- **Material for the task**
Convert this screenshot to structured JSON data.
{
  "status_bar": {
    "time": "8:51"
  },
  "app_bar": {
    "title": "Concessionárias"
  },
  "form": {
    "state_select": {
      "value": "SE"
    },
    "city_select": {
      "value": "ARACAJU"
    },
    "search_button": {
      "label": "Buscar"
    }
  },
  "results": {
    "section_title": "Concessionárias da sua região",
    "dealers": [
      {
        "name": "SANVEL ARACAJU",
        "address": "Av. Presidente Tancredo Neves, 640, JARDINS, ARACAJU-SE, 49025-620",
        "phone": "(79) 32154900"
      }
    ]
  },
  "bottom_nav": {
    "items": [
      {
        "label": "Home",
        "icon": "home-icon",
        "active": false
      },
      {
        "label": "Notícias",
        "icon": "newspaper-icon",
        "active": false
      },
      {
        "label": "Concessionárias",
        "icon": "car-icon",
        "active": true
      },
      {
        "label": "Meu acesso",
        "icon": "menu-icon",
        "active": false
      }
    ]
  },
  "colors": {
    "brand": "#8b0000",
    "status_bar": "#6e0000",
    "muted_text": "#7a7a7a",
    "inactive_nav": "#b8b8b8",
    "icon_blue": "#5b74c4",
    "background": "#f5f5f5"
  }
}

---

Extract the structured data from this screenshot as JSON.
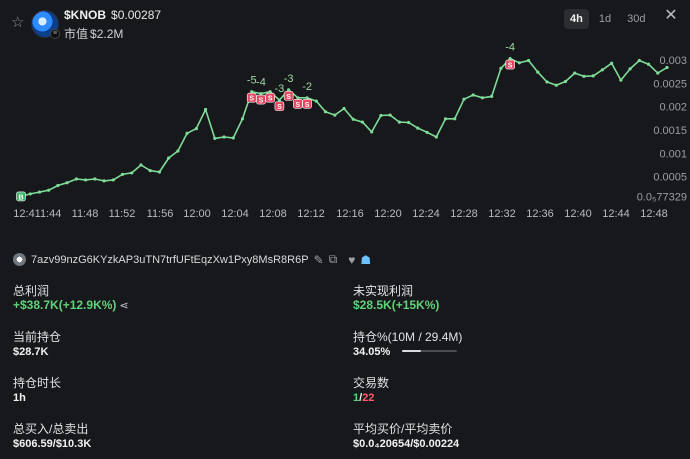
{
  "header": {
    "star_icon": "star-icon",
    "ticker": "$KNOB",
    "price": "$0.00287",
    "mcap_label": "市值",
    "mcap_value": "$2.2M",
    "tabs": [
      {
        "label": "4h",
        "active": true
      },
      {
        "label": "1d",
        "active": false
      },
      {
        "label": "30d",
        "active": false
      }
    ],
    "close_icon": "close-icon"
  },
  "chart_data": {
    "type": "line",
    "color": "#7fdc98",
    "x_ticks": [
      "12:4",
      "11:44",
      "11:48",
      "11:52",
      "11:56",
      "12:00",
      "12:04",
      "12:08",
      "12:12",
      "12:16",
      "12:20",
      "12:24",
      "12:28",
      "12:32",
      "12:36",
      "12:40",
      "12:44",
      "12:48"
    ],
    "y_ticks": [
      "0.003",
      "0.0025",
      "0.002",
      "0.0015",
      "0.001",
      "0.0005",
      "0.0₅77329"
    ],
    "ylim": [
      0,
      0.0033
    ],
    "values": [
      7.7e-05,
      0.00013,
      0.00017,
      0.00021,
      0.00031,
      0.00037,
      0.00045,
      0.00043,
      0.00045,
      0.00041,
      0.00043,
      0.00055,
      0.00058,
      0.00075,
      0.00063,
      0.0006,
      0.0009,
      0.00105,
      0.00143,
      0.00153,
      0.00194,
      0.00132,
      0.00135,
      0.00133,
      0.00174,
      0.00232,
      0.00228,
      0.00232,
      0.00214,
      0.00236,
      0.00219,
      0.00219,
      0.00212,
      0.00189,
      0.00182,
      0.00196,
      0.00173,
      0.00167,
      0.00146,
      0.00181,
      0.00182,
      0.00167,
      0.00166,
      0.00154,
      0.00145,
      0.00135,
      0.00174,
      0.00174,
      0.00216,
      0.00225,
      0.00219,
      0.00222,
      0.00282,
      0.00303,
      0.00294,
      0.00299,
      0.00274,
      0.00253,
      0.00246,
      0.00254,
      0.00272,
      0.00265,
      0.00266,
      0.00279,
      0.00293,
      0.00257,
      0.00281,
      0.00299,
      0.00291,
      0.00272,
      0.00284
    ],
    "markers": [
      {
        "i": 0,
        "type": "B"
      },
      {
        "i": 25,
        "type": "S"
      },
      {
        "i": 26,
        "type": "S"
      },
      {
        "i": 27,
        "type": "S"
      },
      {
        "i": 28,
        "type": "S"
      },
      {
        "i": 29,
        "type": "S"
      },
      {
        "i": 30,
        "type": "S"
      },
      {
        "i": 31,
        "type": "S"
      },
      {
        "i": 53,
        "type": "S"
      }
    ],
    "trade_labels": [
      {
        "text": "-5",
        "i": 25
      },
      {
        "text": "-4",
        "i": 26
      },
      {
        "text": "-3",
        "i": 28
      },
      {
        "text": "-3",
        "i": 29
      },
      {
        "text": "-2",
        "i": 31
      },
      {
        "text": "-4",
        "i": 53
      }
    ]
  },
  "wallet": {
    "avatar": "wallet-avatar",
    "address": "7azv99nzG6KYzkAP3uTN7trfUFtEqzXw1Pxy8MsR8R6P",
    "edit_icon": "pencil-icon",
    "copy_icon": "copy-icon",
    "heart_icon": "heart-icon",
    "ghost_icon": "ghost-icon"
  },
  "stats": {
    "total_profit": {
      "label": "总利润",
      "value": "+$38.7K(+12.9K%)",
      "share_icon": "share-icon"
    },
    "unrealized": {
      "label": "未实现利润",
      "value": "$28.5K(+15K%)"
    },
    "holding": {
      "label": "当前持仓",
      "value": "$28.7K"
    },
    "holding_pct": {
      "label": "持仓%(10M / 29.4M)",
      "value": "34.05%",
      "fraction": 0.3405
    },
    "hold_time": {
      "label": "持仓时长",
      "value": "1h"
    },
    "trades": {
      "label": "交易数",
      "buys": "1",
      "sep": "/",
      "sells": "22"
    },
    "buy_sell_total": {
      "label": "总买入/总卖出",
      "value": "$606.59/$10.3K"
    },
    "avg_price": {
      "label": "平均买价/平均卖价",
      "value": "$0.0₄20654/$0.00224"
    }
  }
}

- **Your instructions**
Within the data above, pick out all lines holding the word "ARACAJU".

- **Final answer**
      "value": "ARACAJU"
        "name": "SANVEL ARACAJU",
        "address": "Av. Presidente Tancredo Neves, 640, JARDINS, ARACAJU-SE, 49025-620",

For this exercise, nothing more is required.